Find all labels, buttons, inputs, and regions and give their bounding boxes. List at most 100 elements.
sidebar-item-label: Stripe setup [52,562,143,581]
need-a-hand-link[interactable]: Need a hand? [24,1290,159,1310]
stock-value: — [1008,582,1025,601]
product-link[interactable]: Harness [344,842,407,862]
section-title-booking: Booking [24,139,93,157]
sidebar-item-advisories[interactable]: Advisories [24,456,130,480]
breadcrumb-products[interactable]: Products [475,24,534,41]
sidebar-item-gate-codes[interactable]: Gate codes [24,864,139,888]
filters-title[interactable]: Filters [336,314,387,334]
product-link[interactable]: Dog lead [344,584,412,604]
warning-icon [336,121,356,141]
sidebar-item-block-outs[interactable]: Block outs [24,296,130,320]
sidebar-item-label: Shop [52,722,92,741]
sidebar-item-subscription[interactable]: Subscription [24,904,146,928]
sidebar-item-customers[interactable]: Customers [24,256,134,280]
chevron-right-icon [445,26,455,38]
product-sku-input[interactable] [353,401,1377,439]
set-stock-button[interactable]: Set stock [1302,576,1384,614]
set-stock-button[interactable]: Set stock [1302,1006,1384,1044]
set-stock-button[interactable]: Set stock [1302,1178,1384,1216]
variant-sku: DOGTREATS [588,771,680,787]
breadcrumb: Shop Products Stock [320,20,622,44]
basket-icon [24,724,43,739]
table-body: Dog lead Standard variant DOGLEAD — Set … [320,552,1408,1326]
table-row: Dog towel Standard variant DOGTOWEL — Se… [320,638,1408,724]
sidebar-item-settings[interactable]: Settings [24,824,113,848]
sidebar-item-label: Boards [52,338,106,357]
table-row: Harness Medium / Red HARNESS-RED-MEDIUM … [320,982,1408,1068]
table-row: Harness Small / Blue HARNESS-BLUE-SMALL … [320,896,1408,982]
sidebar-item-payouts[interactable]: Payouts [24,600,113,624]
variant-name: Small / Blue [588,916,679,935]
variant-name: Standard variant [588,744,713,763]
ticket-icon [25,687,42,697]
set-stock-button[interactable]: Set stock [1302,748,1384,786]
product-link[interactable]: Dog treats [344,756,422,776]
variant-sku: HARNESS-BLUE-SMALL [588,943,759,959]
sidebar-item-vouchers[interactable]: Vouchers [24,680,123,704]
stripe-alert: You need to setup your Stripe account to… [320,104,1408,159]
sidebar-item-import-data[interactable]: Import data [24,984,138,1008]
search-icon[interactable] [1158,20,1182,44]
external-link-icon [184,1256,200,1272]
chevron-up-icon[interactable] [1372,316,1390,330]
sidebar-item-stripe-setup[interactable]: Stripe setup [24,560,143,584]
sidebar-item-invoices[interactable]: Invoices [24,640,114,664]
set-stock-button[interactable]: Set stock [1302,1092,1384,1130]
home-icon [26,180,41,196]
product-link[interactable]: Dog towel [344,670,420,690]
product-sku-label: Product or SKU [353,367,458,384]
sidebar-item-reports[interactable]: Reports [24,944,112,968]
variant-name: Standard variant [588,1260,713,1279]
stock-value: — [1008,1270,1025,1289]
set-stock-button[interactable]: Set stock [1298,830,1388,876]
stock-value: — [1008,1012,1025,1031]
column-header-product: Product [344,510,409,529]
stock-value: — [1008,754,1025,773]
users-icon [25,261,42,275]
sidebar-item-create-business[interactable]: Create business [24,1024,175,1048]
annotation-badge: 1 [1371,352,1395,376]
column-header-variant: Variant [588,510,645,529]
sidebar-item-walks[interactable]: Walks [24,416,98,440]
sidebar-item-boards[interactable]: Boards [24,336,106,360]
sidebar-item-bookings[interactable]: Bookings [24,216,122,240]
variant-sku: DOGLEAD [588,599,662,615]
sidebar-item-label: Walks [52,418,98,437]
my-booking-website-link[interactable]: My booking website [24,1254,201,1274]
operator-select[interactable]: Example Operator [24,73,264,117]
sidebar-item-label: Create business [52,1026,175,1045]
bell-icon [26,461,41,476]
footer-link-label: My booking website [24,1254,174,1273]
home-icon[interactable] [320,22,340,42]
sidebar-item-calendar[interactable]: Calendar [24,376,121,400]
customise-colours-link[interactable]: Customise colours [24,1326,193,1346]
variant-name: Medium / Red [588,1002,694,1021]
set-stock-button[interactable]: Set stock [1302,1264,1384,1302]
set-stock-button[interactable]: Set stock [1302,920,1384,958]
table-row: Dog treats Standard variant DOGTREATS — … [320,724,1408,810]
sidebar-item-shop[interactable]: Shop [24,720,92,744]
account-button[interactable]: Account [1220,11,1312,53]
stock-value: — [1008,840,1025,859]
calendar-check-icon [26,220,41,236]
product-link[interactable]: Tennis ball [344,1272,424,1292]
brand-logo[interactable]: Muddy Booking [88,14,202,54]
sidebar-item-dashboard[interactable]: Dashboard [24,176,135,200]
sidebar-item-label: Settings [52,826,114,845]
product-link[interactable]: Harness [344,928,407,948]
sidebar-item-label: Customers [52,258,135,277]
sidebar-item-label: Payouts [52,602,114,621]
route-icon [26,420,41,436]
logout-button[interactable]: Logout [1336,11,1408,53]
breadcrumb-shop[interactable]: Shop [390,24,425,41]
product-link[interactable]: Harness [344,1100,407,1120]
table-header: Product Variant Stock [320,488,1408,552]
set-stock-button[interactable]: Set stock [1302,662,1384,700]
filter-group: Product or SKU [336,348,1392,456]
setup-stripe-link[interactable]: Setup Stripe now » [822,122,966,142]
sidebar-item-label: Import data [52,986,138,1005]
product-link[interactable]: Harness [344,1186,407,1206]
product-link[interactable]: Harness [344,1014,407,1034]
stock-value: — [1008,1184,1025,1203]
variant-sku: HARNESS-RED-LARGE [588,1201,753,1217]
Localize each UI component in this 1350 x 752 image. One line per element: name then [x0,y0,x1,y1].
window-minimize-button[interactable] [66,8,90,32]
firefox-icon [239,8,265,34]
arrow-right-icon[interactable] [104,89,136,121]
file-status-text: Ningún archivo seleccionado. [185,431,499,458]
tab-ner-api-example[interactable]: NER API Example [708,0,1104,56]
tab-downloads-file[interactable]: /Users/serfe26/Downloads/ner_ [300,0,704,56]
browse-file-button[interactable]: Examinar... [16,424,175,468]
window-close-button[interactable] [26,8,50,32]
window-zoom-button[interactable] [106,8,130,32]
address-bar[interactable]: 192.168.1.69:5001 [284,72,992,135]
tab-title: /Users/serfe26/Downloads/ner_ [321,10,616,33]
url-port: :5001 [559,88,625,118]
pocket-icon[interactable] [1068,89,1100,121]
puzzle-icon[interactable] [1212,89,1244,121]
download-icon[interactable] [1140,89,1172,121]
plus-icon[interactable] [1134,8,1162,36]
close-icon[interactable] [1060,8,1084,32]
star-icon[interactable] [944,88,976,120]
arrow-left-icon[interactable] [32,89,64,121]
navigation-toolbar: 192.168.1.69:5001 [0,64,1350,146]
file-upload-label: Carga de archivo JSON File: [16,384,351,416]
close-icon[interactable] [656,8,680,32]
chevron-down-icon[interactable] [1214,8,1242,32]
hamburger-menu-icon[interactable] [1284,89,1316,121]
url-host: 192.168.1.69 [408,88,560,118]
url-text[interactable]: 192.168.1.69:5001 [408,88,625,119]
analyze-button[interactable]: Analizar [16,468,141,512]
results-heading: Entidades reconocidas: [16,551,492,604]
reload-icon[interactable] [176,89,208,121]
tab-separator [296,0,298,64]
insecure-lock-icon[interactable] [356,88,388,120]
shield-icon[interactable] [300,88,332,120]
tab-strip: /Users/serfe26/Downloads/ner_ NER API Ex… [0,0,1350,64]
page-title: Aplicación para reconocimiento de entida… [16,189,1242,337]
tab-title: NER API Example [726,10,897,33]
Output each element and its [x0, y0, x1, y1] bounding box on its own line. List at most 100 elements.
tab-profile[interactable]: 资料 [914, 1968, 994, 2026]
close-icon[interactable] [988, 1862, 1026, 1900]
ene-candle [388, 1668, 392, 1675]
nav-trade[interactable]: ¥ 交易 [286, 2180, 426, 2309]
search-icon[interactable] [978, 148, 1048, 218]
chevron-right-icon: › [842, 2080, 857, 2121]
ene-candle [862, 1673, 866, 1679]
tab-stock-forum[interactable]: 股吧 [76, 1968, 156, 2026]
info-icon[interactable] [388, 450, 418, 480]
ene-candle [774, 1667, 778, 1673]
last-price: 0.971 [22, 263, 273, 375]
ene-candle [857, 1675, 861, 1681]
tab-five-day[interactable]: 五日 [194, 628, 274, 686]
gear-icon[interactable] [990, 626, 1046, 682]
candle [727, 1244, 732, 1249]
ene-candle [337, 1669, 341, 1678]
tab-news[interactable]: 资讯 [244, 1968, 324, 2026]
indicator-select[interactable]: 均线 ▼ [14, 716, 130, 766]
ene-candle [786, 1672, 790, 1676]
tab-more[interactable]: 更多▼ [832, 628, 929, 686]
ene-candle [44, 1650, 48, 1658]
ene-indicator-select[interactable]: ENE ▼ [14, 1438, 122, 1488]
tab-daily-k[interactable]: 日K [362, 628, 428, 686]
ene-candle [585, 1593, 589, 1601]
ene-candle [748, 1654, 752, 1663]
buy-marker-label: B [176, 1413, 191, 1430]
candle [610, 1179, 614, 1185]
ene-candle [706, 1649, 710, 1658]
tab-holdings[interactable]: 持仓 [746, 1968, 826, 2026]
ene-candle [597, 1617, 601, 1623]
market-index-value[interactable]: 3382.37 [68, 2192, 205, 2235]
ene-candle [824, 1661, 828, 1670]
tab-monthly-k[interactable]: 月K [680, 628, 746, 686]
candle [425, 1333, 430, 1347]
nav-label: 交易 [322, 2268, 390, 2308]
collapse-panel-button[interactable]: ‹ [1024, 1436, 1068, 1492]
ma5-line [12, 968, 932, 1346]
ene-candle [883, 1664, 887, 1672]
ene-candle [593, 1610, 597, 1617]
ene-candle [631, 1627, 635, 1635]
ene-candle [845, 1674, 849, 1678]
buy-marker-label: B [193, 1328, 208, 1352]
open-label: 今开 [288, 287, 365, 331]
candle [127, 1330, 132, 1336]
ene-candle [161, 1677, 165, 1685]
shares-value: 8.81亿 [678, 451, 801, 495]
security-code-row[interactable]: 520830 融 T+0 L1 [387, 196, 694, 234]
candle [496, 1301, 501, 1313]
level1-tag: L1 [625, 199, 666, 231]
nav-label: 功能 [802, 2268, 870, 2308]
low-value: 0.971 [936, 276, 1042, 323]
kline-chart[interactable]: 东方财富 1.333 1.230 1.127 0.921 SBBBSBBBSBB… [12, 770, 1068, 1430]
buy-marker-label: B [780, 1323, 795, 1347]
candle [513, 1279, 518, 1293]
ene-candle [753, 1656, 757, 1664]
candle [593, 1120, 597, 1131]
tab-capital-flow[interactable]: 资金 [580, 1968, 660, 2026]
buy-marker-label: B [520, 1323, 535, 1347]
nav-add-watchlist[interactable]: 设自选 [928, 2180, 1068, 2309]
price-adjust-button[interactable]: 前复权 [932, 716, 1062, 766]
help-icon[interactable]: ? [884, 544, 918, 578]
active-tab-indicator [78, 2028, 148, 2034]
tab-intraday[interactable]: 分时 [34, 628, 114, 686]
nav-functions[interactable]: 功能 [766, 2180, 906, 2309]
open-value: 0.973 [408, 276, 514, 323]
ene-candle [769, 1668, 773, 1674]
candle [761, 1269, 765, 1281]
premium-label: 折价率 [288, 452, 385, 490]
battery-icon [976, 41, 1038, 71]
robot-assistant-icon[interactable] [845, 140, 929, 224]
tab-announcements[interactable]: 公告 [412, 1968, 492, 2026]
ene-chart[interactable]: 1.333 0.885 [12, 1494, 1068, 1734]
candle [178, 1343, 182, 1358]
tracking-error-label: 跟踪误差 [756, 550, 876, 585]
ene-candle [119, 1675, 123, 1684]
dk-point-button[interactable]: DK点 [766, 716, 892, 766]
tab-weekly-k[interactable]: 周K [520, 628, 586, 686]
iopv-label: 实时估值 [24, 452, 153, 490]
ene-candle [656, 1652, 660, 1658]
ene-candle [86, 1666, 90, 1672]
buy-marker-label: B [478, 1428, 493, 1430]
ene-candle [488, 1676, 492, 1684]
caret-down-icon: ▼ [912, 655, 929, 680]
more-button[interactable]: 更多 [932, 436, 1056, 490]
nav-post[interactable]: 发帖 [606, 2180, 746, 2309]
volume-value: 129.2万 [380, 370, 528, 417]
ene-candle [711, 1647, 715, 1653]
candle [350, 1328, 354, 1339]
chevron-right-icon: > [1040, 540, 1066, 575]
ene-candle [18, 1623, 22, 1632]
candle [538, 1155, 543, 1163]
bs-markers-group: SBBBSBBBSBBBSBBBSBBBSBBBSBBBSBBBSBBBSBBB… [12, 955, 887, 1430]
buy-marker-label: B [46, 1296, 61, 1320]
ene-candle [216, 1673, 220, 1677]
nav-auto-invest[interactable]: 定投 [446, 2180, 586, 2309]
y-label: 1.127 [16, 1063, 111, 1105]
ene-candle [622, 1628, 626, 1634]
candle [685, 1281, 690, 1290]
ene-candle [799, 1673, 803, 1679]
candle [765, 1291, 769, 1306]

◆ **What you have to do**
Please repeat the material from its first line up to and including the line with "product-link[interactable]: Harness [344,842,407,862]", keeping every character unchanged.

◆ **The solution**
Find all labels, buttons, inputs, and regions and give their bounding boxes. List at most 100 elements.
sidebar-item-label: Stripe setup [52,562,143,581]
need-a-hand-link[interactable]: Need a hand? [24,1290,159,1310]
stock-value: — [1008,582,1025,601]
product-link[interactable]: Harness [344,842,407,862]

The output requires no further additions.